● Exercise task
Repeat every record below exactly, but leave out any pictures.

● Entries
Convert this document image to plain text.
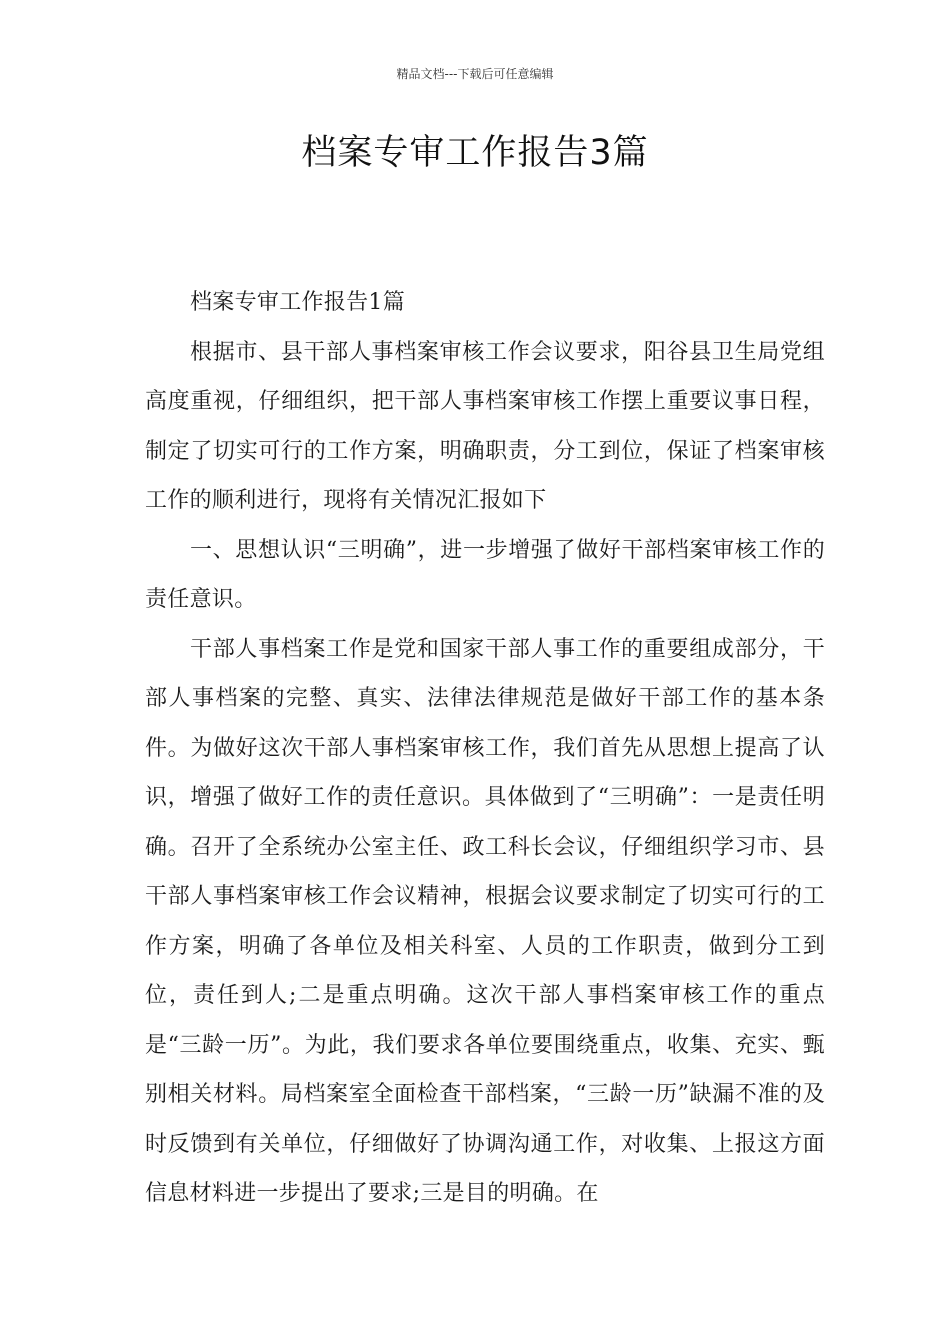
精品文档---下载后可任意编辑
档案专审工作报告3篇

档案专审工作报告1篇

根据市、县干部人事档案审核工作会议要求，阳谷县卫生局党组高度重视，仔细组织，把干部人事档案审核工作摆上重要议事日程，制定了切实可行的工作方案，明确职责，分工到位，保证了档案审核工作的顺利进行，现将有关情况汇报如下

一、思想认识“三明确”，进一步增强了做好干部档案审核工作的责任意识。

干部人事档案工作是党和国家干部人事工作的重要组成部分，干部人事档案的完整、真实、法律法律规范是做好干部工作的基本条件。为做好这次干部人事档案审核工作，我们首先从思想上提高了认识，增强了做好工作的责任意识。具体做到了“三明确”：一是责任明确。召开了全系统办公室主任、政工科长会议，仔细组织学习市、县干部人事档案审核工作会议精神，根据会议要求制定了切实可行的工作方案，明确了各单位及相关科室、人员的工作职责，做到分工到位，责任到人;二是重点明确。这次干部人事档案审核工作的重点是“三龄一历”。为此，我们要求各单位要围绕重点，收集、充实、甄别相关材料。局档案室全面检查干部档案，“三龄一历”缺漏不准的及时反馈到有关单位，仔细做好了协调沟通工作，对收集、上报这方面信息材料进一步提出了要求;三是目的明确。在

● Completed exercise
Convert this document image to plain text.
精品文档---下载后可任意编辑
档案专审工作报告3篇

档案专审工作报告1篇

根据市、县干部人事档案审核工作会议要求，阳谷县卫生局党组高度重视，仔细组织，把干部人事档案审核工作摆上重要议事日程，制定了切实可行的工作方案，明确职责，分工到位，保证了档案审核工作的顺利进行，现将有关情况汇报如下

一、思想认识“三明确”，进一步增强了做好干部档案审核工作的责任意识。

干部人事档案工作是党和国家干部人事工作的重要组成部分，干部人事档案的完整、真实、法律法律规范是做好干部工作的基本条件。为做好这次干部人事档案审核工作，我们首先从思想上提高了认识，增强了做好工作的责任意识。具体做到了“三明确”：一是责任明确。召开了全系统办公室主任、政工科长会议，仔细组织学习市、县干部人事档案审核工作会议精神，根据会议要求制定了切实可行的工作方案，明确了各单位及相关科室、人员的工作职责，做到分工到位，责任到人;二是重点明确。这次干部人事档案审核工作的重点是“三龄一历”。为此，我们要求各单位要围绕重点，收集、充实、甄别相关材料。局档案室全面检查干部档案，“三龄一历”缺漏不准的及时反馈到有关单位，仔细做好了协调沟通工作，对收集、上报这方面信息材料进一步提出了要求;三是目的明确。在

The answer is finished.